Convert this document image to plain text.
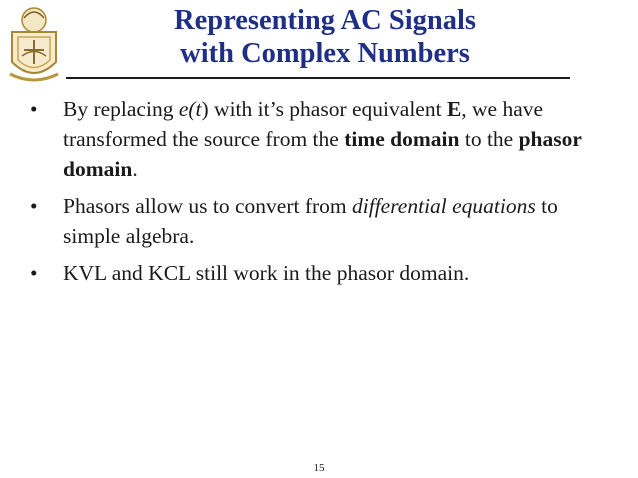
Representing AC Signals
with Complex Numbers
•	By replacing e(t) with it’s phasor equivalent E, we have transformed the source from the time domain to the phasor domain.
•	Phasors allow us to convert from differential equations to simple algebra.
•	KVL and KCL still work in the phasor domain.
15
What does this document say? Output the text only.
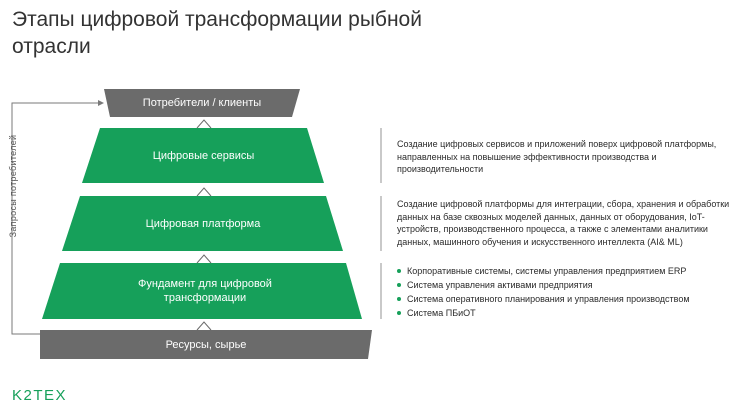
Этапы цифровой трансформации рыбной отрасли
Запросы потребителей
Потребители / клиенты
Цифровые сервисы
Цифровая платформа
Фундамент для цифровой трансформации
Ресурсы, сырье
Создание цифровых сервисов и приложений поверх цифровой платформы, направленных на повышение эффективности производства и производительности
Создание цифровой платформы для интеграции, сбора, хранения и обработки данных на базе сквозных моделей данных, данных от оборудования, IoT-устройств, производственного процесса, а также с элементами аналитики данных, машинного обучения и искусственного интеллекта (AI& ML)
Корпоративные системы, системы управления предприятием ERP
Система управления активами предприятия
Система оперативного планирования и управления производством
Система ПБиОТ
K2TEX
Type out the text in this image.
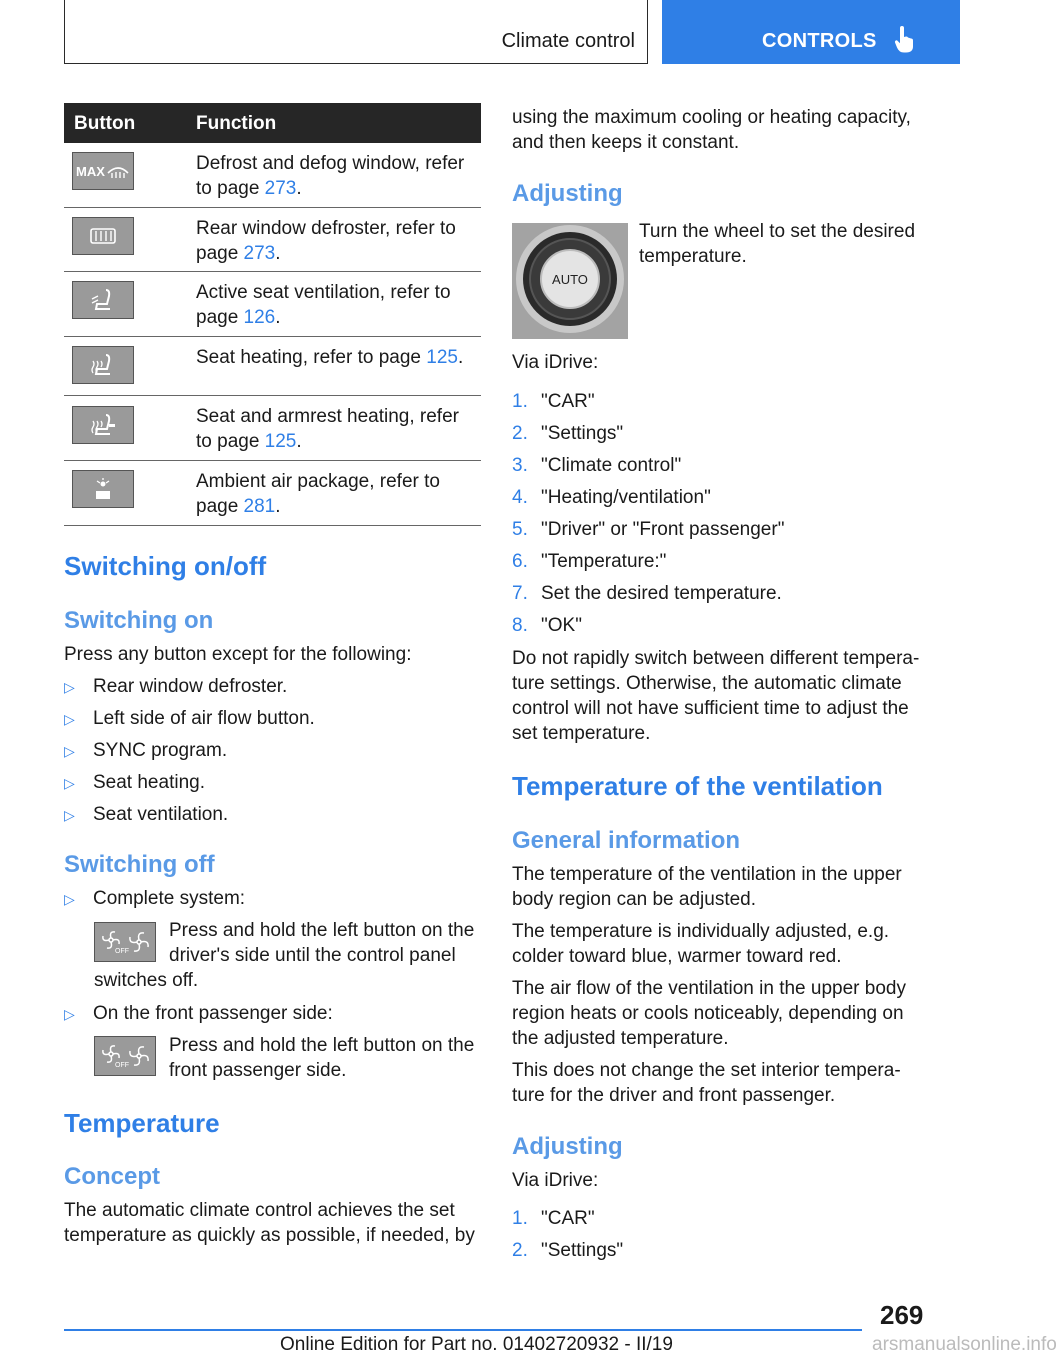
Climate control	CONTROLS
Button	Function
MAX	Defrost and defog window, refer to page 273.
Rear window defroster, refer to page 273.
Active seat ventilation, refer to page 126.
Seat heating, refer to page 125.
Seat and armrest heating, refer to page 125.
Ambient air package, refer to page 281.
Switching on/off
Switching on
Press any button except for the following:
▷ Rear window defroster.
▷ Left side of air flow button.
▷ SYNC program.
▷ Seat heating.
▷ Seat ventilation.
Switching off
▷ Complete system:
OFF
Press and hold the left button on the
driver's side until the control panel
switches off.
▷ On the front passenger side:
OFF
Press and hold the left button on the
front passenger side.
Temperature
Concept
The automatic climate control achieves the set
temperature as quickly as possible, if needed, by
using the maximum cooling or heating capacity,
and then keeps it constant.
Adjusting
AUTO
Turn the wheel to set the desired
temperature.
Via iDrive:
1. "CAR"
2. "Settings"
3. "Climate control"
4. "Heating/ventilation"
5. "Driver" or "Front passenger"
6. "Temperature:"
7. Set the desired temperature.
8. "OK"
Do not rapidly switch between different tempera-
ture settings. Otherwise, the automatic climate
control will not have sufficient time to adjust the
set temperature.
Temperature of the ventilation
General information
The temperature of the ventilation in the upper
body region can be adjusted.
The temperature is individually adjusted, e.g.
colder toward blue, warmer toward red.
The air flow of the ventilation in the upper body
region heats or cools noticeably, depending on
the adjusted temperature.
This does not change the set interior tempera-
ture for the driver and front passenger.
Adjusting
Via iDrive:
1. "CAR"
2. "Settings"
269
Online Edition for Part no. 01402720932 - II/19	arsmanualsonline.info
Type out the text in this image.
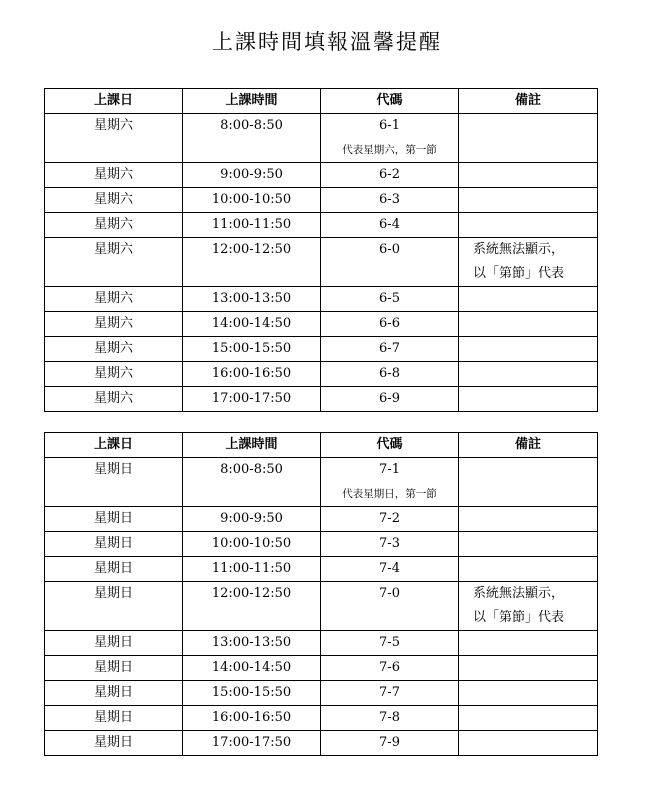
上課時間填報溫馨提醒
上課日	上課時間	代碼	備註
星期六	8:00-8:50	6-1
代表星期六，第一節	

星期六	9:00-9:50	6-2	

星期六	10:00-10:50	6-3	

星期六	11:00-11:50	6-4	

星期六	12:00-12:50	6-0	系統無法顯示，
以「第節」代表

星期六	13:00-13:50	6-5	

星期六	14:00-14:50	6-6	

星期六	15:00-15:50	6-7	

星期六	16:00-16:50	6-8	

星期六	17:00-17:50	6-9	

上課日	上課時間	代碼	備註
星期日	8:00-8:50	7-1
代表星期日，第一節	

星期日	9:00-9:50	7-2	

星期日	10:00-10:50	7-3	

星期日	11:00-11:50	7-4	

星期日	12:00-12:50	7-0	系統無法顯示，
以「第節」代表

星期日	13:00-13:50	7-5	

星期日	14:00-14:50	7-6	

星期日	15:00-15:50	7-7	

星期日	16:00-16:50	7-8	

星期日	17:00-17:50	7-9	
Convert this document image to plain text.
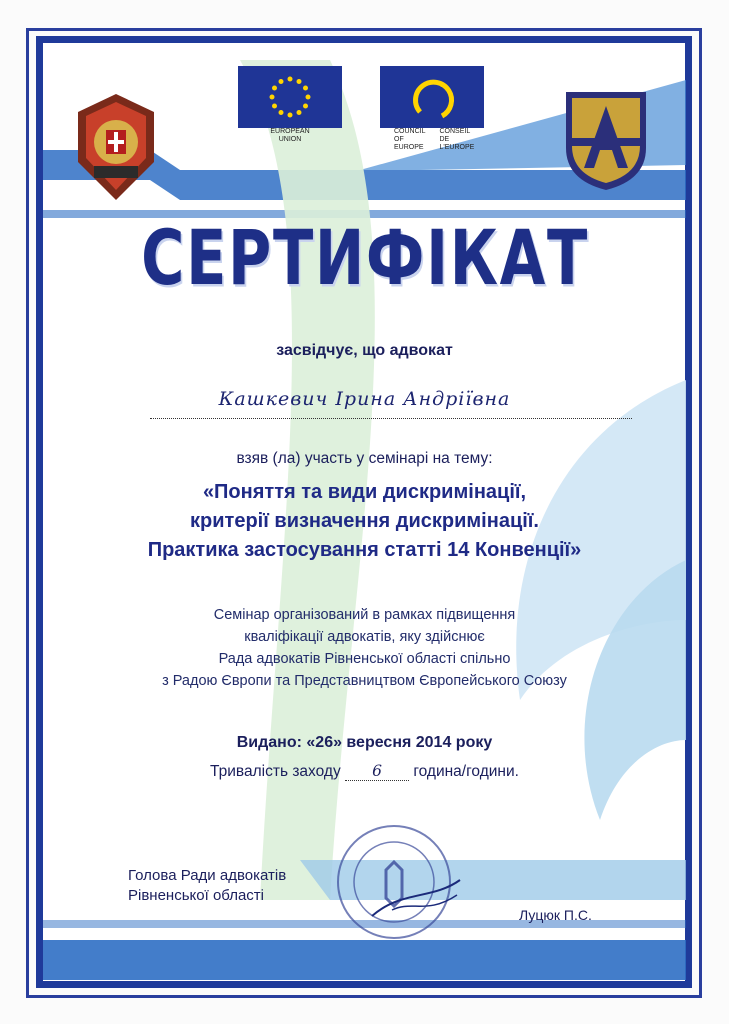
EUROPEAN
UNION
COUNCIL
OF EUROPE
CONSEIL
DE L'EUROPE
СЕРТИФІКАТ
засвідчує, що адвокат
Кашкевич Ірина Андріївна
взяв (ла) участь у семінарі на тему:
«Поняття та види дискримінації,
критерії визначення дискримінації.
Практика застосування статті 14 Конвенції»
Семінар організований в рамках підвищення
кваліфікації адвокатів, яку здійснює
Рада адвокатів Рівненської області спільно
з Радою Європи та Представництвом Європейського Союзу
Видано: «26» вересня 2014 року
Тривалість заходу 6 година/години.
Голова Ради адвокатів
Рівненської області
Луцюк П.С.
┄┄┄┄┄┄┄┄┄┄┄┄┄┄┄┄┄┄┄┄
▶ **WHAT YOU ARE ASKED TO DO**
Return all the entries word for word, but omit any pictures they contain.

▶ **WRITTEN SOLUTION**
Convert this document image to plain text.
Representing AC Signals
with Complex Numbers
•	By replacing e(t) with it’s phasor equivalent E, we have transformed the source from the time domain to the phasor domain.
•	Phasors allow us to convert from differential equations to simple algebra.
•	KVL and KCL still work in the phasor domain.
15
What does this document say? Output the text only.
Этапы цифровой трансформации рыбной отрасли
Запросы потребителей
Потребители / клиенты
Цифровые сервисы
Цифровая платформа
Фундамент для цифровой трансформации
Ресурсы, сырье
Создание цифровых сервисов и приложений поверх цифровой платформы, направленных на повышение эффективности производства и производительности
Создание цифровой платформы для интеграции, сбора, хранения и обработки данных на базе сквозных моделей данных, данных от оборудования, IoT-устройств, производственного процесса, а также с элементами аналитики данных, машинного обучения и искусственного интеллекта (AI& ML)
Корпоративные системы, системы управления предприятием ERP
Система управления активами предприятия
Система оперативного планирования и управления производством
Система ПБиОТ
K2TEX
Type out the text in this image.
Climate control	CONTROLS
Button	Function
MAX	Defrost and defog window, refer to page 273.
Rear window defroster, refer to page 273.
Active seat ventilation, refer to page 126.
Seat heating, refer to page 125.
Seat and armrest heating, refer to page 125.
Ambient air package, refer to page 281.
Switching on/off
Switching on
Press any button except for the following:
▷ Rear window defroster.
▷ Left side of air flow button.
▷ SYNC program.
▷ Seat heating.
▷ Seat ventilation.
Switching off
▷ Complete system:
OFF
Press and hold the left button on the
driver's side until the control panel
switches off.
▷ On the front passenger side:
OFF
Press and hold the left button on the
front passenger side.
Temperature
Concept
The automatic climate control achieves the set
temperature as quickly as possible, if needed, by
using the maximum cooling or heating capacity,
and then keeps it constant.
Adjusting
AUTO
Turn the wheel to set the desired
temperature.
Via iDrive:
1. "CAR"
2. "Settings"
3. "Climate control"
4. "Heating/ventilation"
5. "Driver" or "Front passenger"
6. "Temperature:"
7. Set the desired temperature.
8. "OK"
Do not rapidly switch between different tempera-
ture settings. Otherwise, the automatic climate
control will not have sufficient time to adjust the
set temperature.
Temperature of the ventilation
General information
The temperature of the ventilation in the upper
body region can be adjusted.
The temperature is individually adjusted, e.g.
colder toward blue, warmer toward red.
The air flow of the ventilation in the upper body
region heats or cools noticeably, depending on
the adjusted temperature.
This does not change the set interior tempera-
ture for the driver and front passenger.
Adjusting
Via iDrive:
1. "CAR"
2. "Settings"
269
Online Edition for Part no. 01402720932 - II/19	arsmanualsonline.info
Type out the text in this image.
上課時間填報溫馨提醒
上課日	上課時間	代碼	備註
星期六	8:00-8:50	6-1
代表星期六，第一節	

星期六	9:00-9:50	6-2	

星期六	10:00-10:50	6-3	

星期六	11:00-11:50	6-4	

星期六	12:00-12:50	6-0	系統無法顯示，
以「第節」代表

星期六	13:00-13:50	6-5	

星期六	14:00-14:50	6-6	

星期六	15:00-15:50	6-7	

星期六	16:00-16:50	6-8	

星期六	17:00-17:50	6-9	

上課日	上課時間	代碼	備註
星期日	8:00-8:50	7-1
代表星期日，第一節	

星期日	9:00-9:50	7-2	

星期日	10:00-10:50	7-3	

星期日	11:00-11:50	7-4	

星期日	12:00-12:50	7-0	系統無法顯示，
以「第節」代表

星期日	13:00-13:50	7-5	

星期日	14:00-14:50	7-6	

星期日	15:00-15:50	7-7	

星期日	16:00-16:50	7-8	

星期日	17:00-17:50	7-9	
Convert this document image to plain text.
EUROPEAN
UNION
COUNCIL
OF EUROPE
CONSEIL
DE L'EUROPE
СЕРТИФІКАТ
засвідчує, що адвокат
Кашкевич Ірина Андріївна
взяв (ла) участь у семінарі на тему:
«Поняття та види дискримінації,
критерії визначення дискримінації.
Практика застосування статті 14 Конвенції»
Семінар організований в рамках підвищення
кваліфікації адвокатів, яку здійснює
Рада адвокатів Рівненської області спільно
з Радою Європи та Представництвом Європейського Союзу
Видано: «26» вересня 2014 року
Тривалість заходу 6 година/години.
Голова Ради адвокатів
Рівненської області
Луцюк П.С.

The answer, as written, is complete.